* [Provided records]:
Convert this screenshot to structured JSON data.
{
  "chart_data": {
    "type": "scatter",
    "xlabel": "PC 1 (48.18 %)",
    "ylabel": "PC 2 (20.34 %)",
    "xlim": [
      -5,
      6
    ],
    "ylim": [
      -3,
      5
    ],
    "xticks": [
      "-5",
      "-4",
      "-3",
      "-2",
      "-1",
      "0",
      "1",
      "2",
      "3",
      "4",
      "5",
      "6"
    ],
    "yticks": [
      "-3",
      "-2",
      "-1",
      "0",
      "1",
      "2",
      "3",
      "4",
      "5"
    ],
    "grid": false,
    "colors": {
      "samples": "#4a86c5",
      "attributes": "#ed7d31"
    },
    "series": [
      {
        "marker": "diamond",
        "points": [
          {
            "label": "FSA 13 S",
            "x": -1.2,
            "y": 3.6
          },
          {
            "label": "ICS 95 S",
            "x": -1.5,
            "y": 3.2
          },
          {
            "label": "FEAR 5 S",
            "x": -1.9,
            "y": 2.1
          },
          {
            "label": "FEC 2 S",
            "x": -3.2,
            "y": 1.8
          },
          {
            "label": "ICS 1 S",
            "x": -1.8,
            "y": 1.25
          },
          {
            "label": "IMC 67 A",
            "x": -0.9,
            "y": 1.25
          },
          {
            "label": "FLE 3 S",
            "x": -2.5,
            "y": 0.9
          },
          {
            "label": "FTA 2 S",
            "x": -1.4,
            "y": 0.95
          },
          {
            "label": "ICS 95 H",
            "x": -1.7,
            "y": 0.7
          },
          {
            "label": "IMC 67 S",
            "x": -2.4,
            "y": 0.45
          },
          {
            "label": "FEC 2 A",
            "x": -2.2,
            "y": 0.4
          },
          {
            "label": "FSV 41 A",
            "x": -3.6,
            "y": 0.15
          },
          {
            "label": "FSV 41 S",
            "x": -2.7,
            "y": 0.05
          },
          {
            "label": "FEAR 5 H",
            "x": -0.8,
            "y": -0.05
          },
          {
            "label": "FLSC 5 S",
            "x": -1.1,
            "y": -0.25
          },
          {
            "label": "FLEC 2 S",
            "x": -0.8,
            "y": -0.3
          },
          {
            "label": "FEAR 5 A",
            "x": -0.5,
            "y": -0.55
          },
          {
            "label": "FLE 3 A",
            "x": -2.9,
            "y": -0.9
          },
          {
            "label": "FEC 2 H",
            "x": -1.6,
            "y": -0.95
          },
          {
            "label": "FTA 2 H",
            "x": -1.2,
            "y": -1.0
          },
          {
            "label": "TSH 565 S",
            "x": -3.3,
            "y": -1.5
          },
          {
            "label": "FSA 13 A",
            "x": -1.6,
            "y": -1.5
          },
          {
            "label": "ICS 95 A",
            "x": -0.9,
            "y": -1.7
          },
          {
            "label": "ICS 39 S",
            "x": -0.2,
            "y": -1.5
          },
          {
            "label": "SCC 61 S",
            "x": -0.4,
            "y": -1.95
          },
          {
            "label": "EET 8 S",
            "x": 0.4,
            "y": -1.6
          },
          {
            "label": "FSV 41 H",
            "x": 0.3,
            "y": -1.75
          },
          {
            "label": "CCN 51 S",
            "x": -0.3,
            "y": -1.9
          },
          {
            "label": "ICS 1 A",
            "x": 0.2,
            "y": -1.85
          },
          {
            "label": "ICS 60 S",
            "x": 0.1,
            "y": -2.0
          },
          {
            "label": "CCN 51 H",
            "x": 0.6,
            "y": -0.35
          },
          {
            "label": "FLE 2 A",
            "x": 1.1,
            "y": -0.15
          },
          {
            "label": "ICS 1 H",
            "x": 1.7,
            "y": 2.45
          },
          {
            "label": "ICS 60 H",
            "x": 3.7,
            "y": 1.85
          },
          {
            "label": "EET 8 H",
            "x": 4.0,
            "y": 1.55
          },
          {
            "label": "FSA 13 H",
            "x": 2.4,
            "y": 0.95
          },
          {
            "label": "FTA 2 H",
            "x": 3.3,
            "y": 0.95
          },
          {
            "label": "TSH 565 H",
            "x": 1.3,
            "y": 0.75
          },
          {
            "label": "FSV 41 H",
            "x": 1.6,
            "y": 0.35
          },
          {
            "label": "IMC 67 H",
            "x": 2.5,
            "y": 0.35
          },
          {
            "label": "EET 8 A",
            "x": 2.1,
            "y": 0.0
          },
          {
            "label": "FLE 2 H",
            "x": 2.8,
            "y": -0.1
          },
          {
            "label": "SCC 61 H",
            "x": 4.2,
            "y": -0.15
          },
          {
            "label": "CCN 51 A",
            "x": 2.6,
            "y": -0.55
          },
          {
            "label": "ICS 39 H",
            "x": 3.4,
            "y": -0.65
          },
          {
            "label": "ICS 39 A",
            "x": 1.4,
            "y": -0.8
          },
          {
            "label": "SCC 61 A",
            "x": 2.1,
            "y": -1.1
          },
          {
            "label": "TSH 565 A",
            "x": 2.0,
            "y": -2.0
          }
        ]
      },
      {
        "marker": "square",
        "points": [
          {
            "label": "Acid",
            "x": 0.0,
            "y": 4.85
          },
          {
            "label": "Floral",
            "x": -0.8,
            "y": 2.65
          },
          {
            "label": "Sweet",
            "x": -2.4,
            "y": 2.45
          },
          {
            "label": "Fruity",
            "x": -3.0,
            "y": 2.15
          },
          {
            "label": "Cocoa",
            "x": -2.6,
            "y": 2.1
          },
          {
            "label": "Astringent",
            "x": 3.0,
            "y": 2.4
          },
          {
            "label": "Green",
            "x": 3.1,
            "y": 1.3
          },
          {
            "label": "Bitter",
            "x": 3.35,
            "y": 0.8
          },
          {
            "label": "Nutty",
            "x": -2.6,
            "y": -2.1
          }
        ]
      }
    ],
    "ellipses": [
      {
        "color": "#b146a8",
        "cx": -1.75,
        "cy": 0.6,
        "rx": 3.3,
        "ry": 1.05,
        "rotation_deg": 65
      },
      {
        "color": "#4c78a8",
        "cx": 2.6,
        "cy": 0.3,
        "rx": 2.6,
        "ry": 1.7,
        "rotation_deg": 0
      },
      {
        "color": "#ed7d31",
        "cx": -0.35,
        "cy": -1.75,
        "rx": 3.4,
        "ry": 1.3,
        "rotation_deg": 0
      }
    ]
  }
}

* [Exercise prompt]: From the listing above, extract all records word for word.

* [Full answer]:
Convert this screenshot to structured JSON data.
{
  "chart_data": {
    "type": "scatter",
    "xlabel": "PC 1 (48.18 %)",
    "ylabel": "PC 2 (20.34 %)",
    "xlim": [
      -5,
      6
    ],
    "ylim": [
      -3,
      5
    ],
    "xticks": [
      "-5",
      "-4",
      "-3",
      "-2",
      "-1",
      "0",
      "1",
      "2",
      "3",
      "4",
      "5",
      "6"
    ],
    "yticks": [
      "-3",
      "-2",
      "-1",
      "0",
      "1",
      "2",
      "3",
      "4",
      "5"
    ],
    "grid": false,
    "colors": {
      "samples": "#4a86c5",
      "attributes": "#ed7d31"
    },
    "series": [
      {
        "marker": "diamond",
        "points": [
          {
            "label": "FSA 13 S",
            "x": -1.2,
            "y": 3.6
          },
          {
            "label": "ICS 95 S",
            "x": -1.5,
            "y": 3.2
          },
          {
            "label": "FEAR 5 S",
            "x": -1.9,
            "y": 2.1
          },
          {
            "label": "FEC 2 S",
            "x": -3.2,
            "y": 1.8
          },
          {
            "label": "ICS 1 S",
            "x": -1.8,
            "y": 1.25
          },
          {
            "label": "IMC 67 A",
            "x": -0.9,
            "y": 1.25
          },
          {
            "label": "FLE 3 S",
            "x": -2.5,
            "y": 0.9
          },
          {
            "label": "FTA 2 S",
            "x": -1.4,
            "y": 0.95
          },
          {
            "label": "ICS 95 H",
            "x": -1.7,
            "y": 0.7
          },
          {
            "label": "IMC 67 S",
            "x": -2.4,
            "y": 0.45
          },
          {
            "label": "FEC 2 A",
            "x": -2.2,
            "y": 0.4
          },
          {
            "label": "FSV 41 A",
            "x": -3.6,
            "y": 0.15
          },
          {
            "label": "FSV 41 S",
            "x": -2.7,
            "y": 0.05
          },
          {
            "label": "FEAR 5 H",
            "x": -0.8,
            "y": -0.05
          },
          {
            "label": "FLSC 5 S",
            "x": -1.1,
            "y": -0.25
          },
          {
            "label": "FLEC 2 S",
            "x": -0.8,
            "y": -0.3
          },
          {
            "label": "FEAR 5 A",
            "x": -0.5,
            "y": -0.55
          },
          {
            "label": "FLE 3 A",
            "x": -2.9,
            "y": -0.9
          },
          {
            "label": "FEC 2 H",
            "x": -1.6,
            "y": -0.95
          },
          {
            "label": "FTA 2 H",
            "x": -1.2,
            "y": -1.0
          },
          {
            "label": "TSH 565 S",
            "x": -3.3,
            "y": -1.5
          },
          {
            "label": "FSA 13 A",
            "x": -1.6,
            "y": -1.5
          },
          {
            "label": "ICS 95 A",
            "x": -0.9,
            "y": -1.7
          },
          {
            "label": "ICS 39 S",
            "x": -0.2,
            "y": -1.5
          },
          {
            "label": "SCC 61 S",
            "x": -0.4,
            "y": -1.95
          },
          {
            "label": "EET 8 S",
            "x": 0.4,
            "y": -1.6
          },
          {
            "label": "FSV 41 H",
            "x": 0.3,
            "y": -1.75
          },
          {
            "label": "CCN 51 S",
            "x": -0.3,
            "y": -1.9
          },
          {
            "label": "ICS 1 A",
            "x": 0.2,
            "y": -1.85
          },
          {
            "label": "ICS 60 S",
            "x": 0.1,
            "y": -2.0
          },
          {
            "label": "CCN 51 H",
            "x": 0.6,
            "y": -0.35
          },
          {
            "label": "FLE 2 A",
            "x": 1.1,
            "y": -0.15
          },
          {
            "label": "ICS 1 H",
            "x": 1.7,
            "y": 2.45
          },
          {
            "label": "ICS 60 H",
            "x": 3.7,
            "y": 1.85
          },
          {
            "label": "EET 8 H",
            "x": 4.0,
            "y": 1.55
          },
          {
            "label": "FSA 13 H",
            "x": 2.4,
            "y": 0.95
          },
          {
            "label": "FTA 2 H",
            "x": 3.3,
            "y": 0.95
          },
          {
            "label": "TSH 565 H",
            "x": 1.3,
            "y": 0.75
          },
          {
            "label": "FSV 41 H",
            "x": 1.6,
            "y": 0.35
          },
          {
            "label": "IMC 67 H",
            "x": 2.5,
            "y": 0.35
          },
          {
            "label": "EET 8 A",
            "x": 2.1,
            "y": 0.0
          },
          {
            "label": "FLE 2 H",
            "x": 2.8,
            "y": -0.1
          },
          {
            "label": "SCC 61 H",
            "x": 4.2,
            "y": -0.15
          },
          {
            "label": "CCN 51 A",
            "x": 2.6,
            "y": -0.55
          },
          {
            "label": "ICS 39 H",
            "x": 3.4,
            "y": -0.65
          },
          {
            "label": "ICS 39 A",
            "x": 1.4,
            "y": -0.8
          },
          {
            "label": "SCC 61 A",
            "x": 2.1,
            "y": -1.1
          },
          {
            "label": "TSH 565 A",
            "x": 2.0,
            "y": -2.0
          }
        ]
      },
      {
        "marker": "square",
        "points": [
          {
            "label": "Acid",
            "x": 0.0,
            "y": 4.85
          },
          {
            "label": "Floral",
            "x": -0.8,
            "y": 2.65
          },
          {
            "label": "Sweet",
            "x": -2.4,
            "y": 2.45
          },
          {
            "label": "Fruity",
            "x": -3.0,
            "y": 2.15
          },
          {
            "label": "Cocoa",
            "x": -2.6,
            "y": 2.1
          },
          {
            "label": "Astringent",
            "x": 3.0,
            "y": 2.4
          },
          {
            "label": "Green",
            "x": 3.1,
            "y": 1.3
          },
          {
            "label": "Bitter",
            "x": 3.35,
            "y": 0.8
          },
          {
            "label": "Nutty",
            "x": -2.6,
            "y": -2.1
          }
        ]
      }
    ],
    "ellipses": [
      {
        "color": "#b146a8",
        "cx": -1.75,
        "cy": 0.6,
        "rx": 3.3,
        "ry": 1.05,
        "rotation_deg": 65
      },
      {
        "color": "#4c78a8",
        "cx": 2.6,
        "cy": 0.3,
        "rx": 2.6,
        "ry": 1.7,
        "rotation_deg": 0
      },
      {
        "color": "#ed7d31",
        "cx": -0.35,
        "cy": -1.75,
        "rx": 3.4,
        "ry": 1.3,
        "rotation_deg": 0
      }
    ]
  }
}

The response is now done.